→ SHORT EXERCISE
Locate the string "Output" in the listing below. Copy every line where it is found.

++++++++++++++++++++

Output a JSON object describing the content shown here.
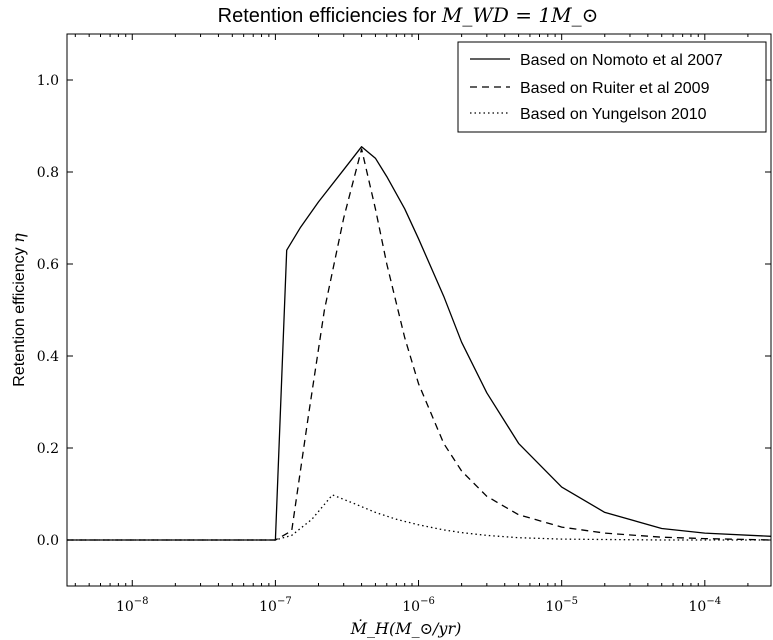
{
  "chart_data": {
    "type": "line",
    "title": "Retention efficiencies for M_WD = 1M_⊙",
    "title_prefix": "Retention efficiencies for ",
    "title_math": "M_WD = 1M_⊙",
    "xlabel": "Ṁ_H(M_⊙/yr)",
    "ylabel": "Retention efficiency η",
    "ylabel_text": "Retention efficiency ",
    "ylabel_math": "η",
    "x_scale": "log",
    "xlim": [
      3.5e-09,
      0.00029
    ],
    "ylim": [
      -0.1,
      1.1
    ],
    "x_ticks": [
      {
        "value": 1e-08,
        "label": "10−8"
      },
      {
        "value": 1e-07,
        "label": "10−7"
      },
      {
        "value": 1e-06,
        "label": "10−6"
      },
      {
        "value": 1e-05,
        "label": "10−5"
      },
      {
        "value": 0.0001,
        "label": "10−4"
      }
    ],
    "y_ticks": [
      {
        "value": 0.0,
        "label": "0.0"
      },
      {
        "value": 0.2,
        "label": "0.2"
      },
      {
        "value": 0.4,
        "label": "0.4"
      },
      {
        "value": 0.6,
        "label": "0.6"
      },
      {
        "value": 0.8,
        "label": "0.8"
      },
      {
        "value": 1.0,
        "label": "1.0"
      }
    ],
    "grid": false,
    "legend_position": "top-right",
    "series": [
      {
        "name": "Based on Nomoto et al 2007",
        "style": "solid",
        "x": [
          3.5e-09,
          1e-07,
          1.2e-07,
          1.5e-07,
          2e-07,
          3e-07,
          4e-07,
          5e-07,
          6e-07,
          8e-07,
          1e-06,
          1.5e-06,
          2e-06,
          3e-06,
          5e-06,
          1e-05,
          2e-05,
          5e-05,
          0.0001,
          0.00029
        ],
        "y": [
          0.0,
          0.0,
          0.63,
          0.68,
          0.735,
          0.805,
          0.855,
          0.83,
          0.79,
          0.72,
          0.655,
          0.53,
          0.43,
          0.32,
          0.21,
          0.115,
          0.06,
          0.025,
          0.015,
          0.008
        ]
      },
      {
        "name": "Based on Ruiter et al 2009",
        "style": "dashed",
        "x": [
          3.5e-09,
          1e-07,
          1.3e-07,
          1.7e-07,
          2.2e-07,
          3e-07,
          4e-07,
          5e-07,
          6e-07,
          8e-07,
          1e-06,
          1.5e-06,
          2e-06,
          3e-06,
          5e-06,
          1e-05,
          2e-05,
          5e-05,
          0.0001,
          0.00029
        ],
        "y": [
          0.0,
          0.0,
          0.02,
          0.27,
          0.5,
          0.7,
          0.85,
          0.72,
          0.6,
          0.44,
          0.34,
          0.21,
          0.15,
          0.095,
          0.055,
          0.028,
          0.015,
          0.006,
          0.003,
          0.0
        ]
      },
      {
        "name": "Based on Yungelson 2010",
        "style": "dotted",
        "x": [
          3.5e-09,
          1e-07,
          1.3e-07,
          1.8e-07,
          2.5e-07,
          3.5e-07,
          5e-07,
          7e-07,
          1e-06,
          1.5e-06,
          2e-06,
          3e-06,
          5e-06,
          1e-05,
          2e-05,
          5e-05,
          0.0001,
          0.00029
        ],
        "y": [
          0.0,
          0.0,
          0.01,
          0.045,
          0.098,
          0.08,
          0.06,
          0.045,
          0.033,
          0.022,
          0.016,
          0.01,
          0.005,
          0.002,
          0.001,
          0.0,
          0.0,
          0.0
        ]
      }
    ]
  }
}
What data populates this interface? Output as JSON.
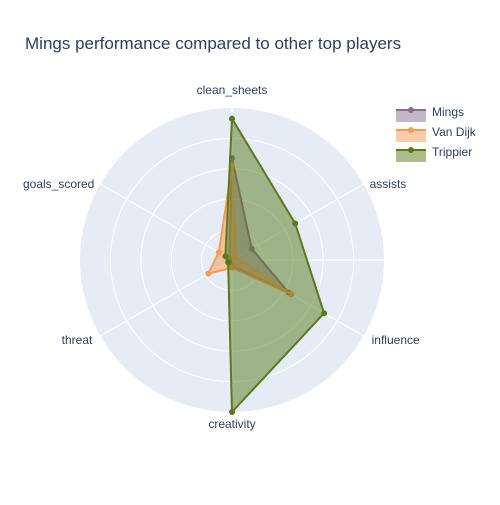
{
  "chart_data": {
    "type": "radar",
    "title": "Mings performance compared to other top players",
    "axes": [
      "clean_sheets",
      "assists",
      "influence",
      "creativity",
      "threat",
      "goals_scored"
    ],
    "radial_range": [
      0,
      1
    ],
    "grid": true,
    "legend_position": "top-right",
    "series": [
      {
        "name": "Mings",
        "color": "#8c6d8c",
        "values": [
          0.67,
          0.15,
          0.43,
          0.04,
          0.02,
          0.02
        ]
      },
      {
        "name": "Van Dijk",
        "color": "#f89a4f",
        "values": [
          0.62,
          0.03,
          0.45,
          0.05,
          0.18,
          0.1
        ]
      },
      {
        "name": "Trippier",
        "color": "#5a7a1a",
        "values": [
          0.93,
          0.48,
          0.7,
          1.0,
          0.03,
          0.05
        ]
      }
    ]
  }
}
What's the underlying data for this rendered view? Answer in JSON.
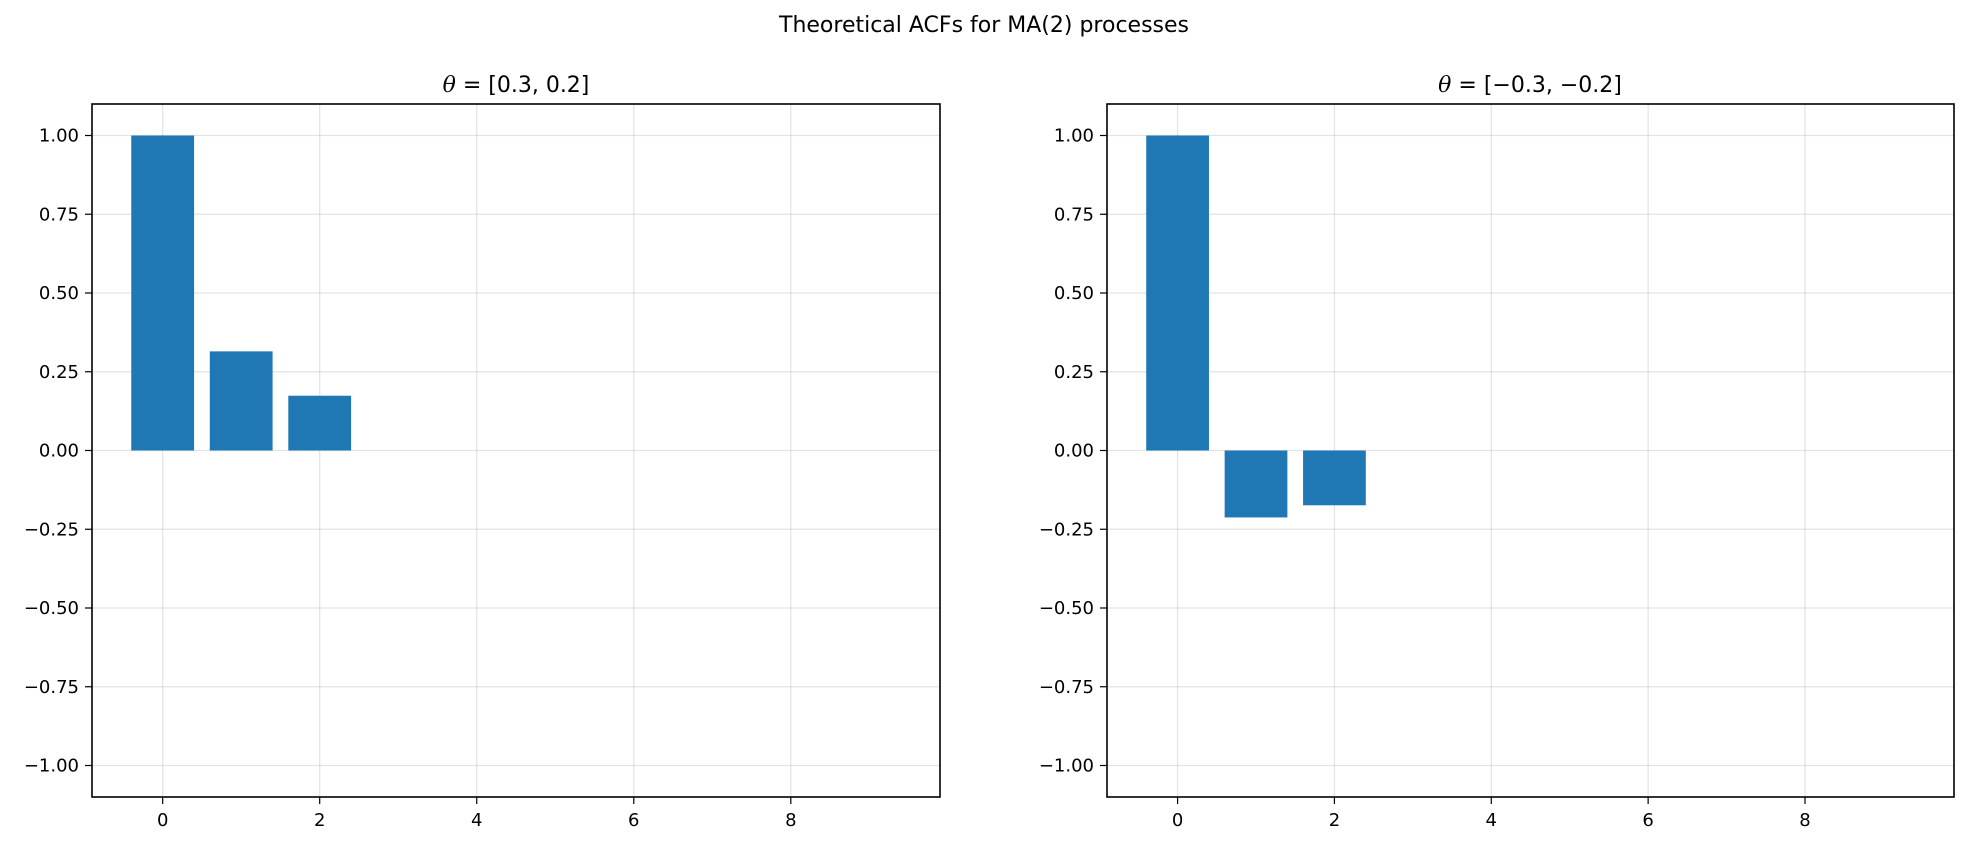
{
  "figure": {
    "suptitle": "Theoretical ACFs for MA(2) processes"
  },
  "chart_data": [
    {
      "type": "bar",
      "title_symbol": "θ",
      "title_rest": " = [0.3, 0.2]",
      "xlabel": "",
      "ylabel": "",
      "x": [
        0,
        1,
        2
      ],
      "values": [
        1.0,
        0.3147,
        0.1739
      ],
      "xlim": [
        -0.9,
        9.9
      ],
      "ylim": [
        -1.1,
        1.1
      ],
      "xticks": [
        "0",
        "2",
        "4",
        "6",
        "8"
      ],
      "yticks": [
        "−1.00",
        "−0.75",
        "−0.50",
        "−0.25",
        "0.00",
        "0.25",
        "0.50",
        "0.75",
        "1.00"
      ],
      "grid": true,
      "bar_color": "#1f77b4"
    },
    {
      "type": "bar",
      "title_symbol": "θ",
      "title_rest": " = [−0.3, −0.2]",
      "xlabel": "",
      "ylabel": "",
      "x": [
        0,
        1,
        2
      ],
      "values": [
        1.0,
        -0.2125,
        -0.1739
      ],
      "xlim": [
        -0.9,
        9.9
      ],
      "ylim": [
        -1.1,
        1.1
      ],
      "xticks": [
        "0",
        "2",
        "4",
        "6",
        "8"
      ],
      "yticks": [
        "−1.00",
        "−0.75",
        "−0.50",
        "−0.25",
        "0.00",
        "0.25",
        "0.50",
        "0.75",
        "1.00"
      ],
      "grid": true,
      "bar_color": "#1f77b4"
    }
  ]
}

++++++++++++++++++++

→ ANSWER TO THE TASK
Output a JSON object describing the content shown here.
What data populates this interface? Output as JSON.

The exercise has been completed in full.